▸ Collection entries
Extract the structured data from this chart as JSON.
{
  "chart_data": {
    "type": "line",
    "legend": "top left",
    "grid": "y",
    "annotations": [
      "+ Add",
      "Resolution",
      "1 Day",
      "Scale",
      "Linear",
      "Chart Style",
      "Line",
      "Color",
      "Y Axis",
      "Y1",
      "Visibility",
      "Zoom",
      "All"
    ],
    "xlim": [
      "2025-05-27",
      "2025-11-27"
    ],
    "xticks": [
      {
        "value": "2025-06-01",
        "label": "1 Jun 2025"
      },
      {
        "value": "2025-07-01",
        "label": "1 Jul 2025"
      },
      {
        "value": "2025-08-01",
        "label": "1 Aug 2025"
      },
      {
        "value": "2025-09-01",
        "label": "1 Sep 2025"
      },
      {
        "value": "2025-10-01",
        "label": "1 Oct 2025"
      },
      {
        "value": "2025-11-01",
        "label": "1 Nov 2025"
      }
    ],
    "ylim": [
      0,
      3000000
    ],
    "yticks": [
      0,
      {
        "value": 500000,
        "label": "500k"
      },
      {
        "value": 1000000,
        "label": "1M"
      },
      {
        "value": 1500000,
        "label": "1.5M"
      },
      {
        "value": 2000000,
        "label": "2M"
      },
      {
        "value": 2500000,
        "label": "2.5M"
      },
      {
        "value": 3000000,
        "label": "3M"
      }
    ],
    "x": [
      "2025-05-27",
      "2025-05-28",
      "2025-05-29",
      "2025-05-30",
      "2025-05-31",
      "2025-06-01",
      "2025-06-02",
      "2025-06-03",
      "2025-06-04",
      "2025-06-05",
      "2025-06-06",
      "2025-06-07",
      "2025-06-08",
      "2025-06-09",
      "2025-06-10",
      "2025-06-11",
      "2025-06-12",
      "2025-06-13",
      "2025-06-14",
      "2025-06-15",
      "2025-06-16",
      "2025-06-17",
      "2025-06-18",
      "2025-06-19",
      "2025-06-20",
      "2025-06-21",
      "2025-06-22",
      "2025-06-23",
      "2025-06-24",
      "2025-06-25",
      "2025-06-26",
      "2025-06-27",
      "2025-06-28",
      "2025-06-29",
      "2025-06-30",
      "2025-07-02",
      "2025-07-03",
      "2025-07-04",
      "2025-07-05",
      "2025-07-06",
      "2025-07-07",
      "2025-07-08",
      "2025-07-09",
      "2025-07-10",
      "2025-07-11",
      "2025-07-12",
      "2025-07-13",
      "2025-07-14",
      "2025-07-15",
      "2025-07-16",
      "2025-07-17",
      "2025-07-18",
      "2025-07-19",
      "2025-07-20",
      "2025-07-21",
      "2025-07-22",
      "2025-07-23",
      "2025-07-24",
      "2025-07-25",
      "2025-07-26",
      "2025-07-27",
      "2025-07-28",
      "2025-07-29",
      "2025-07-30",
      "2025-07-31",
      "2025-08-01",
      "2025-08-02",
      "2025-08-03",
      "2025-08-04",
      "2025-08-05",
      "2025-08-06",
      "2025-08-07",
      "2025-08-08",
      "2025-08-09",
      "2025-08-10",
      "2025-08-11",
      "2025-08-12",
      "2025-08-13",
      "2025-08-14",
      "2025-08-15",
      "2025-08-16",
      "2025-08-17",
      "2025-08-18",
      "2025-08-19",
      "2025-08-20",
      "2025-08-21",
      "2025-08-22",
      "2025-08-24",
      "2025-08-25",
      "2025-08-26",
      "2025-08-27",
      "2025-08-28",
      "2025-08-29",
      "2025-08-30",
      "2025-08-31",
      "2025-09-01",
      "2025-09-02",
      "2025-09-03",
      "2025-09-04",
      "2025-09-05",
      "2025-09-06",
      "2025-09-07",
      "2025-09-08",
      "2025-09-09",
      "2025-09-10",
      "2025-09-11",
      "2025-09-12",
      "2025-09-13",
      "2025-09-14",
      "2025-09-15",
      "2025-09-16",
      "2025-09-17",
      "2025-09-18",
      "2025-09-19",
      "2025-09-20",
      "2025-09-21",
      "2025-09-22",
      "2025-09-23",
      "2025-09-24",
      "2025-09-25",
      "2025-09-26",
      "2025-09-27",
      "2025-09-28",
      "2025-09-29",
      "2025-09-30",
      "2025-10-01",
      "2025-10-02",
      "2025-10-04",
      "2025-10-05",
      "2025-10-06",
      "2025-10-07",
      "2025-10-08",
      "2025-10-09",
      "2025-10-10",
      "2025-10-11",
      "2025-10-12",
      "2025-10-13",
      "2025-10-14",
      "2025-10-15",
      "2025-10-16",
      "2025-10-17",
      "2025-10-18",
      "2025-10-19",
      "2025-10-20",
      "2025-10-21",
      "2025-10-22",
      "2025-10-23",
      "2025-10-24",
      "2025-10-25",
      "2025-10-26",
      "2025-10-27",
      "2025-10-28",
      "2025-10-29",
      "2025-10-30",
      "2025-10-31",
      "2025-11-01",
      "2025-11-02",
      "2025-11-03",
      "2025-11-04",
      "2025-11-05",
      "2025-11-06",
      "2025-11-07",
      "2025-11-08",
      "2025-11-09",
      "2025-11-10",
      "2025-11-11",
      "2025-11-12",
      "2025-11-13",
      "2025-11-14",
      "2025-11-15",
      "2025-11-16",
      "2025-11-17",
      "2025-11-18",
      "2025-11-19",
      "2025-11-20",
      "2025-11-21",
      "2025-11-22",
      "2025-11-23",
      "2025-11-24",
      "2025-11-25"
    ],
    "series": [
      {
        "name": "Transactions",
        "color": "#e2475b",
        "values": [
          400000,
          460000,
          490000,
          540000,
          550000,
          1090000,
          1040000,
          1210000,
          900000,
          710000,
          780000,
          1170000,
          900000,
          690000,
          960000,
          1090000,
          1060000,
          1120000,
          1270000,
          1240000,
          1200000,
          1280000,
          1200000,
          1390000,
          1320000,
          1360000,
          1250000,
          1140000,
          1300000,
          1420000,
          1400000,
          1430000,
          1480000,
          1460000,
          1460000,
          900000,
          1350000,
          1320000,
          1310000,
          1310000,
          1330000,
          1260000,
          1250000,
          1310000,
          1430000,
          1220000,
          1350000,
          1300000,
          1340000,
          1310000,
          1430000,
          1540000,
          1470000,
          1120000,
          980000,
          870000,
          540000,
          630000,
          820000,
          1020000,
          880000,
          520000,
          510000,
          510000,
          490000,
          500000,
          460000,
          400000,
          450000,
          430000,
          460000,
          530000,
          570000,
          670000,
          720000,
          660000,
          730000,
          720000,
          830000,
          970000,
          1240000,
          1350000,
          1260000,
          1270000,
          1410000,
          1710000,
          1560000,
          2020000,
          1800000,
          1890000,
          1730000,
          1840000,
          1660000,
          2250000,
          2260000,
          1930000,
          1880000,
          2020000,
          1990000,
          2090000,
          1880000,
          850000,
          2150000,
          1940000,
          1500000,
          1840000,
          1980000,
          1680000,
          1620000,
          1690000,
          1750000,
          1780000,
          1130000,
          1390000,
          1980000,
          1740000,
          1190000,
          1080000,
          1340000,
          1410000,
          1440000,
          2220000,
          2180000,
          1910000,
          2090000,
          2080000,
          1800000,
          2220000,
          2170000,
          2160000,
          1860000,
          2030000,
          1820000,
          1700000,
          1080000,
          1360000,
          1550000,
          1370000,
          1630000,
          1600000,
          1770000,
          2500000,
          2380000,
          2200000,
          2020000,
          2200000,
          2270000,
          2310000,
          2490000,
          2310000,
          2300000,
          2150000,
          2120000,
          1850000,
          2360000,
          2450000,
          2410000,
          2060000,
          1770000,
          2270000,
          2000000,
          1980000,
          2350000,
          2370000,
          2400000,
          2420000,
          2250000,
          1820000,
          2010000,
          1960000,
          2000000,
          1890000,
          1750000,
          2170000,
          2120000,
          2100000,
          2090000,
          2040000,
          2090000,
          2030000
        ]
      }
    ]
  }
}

▸ Task goal
From the records above, pull out every line containing the word "label".

▸ The answer
        "label": "1 Jun 2025"
        "label": "1 Jul 2025"
        "label": "1 Aug 2025"
        "label": "1 Sep 2025"
        "label": "1 Oct 2025"
        "label": "1 Nov 2025"
        "label": "500k"
        "label": "1M"
        "label": "1.5M"
        "label": "2M"
        "label": "2.5M"
        "label": "3M"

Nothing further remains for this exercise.